DIRECTION:
Pick out every line in the data below that holds "сообщения".

:: RECORDS SHOWN ::

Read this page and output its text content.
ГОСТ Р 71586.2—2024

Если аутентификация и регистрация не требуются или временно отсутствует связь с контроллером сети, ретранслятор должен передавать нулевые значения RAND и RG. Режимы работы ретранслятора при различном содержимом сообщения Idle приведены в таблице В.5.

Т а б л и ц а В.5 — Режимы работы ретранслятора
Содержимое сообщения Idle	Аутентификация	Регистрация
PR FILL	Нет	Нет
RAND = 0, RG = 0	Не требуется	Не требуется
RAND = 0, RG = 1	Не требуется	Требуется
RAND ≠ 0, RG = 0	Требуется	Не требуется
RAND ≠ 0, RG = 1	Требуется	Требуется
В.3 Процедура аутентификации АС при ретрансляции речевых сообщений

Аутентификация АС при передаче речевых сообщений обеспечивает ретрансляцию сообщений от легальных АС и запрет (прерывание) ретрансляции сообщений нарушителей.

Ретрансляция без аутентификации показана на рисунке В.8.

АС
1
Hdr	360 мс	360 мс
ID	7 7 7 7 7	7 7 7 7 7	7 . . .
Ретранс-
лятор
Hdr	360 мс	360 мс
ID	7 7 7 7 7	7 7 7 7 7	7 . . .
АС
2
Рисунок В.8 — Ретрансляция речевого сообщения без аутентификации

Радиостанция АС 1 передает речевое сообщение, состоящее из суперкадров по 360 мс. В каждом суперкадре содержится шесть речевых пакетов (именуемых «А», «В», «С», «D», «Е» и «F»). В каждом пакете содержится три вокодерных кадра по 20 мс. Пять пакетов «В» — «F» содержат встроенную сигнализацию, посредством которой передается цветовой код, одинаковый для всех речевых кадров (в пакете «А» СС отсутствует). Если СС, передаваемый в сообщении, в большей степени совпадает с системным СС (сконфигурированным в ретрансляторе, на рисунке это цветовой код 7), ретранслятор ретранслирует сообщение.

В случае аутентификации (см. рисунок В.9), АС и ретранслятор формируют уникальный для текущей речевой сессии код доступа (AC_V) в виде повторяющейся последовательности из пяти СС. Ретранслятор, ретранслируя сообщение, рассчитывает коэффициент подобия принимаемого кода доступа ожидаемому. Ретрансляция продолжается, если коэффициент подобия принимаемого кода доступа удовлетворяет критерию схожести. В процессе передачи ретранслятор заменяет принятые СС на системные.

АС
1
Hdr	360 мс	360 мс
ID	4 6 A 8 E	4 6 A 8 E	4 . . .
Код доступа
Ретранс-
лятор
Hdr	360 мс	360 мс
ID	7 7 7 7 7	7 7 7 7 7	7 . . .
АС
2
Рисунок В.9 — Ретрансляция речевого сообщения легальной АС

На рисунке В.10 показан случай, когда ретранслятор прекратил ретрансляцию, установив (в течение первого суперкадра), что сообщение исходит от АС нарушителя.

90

:::

EXERCISE RESPONSE:
Если аутентификация и регистрация не требуются или временно отсутствует связь с контроллером сети, ретранслятор должен передавать нулевые значения RAND и RG. Режимы работы ретранслятора при различном содержимом сообщения Idle приведены в таблице В.5.
Содержимое сообщения Idle	Аутентификация	Регистрация
Рисунок В.8 — Ретрансляция речевого сообщения без аутентификации
Рисунок В.9 — Ретрансляция речевого сообщения легальной АС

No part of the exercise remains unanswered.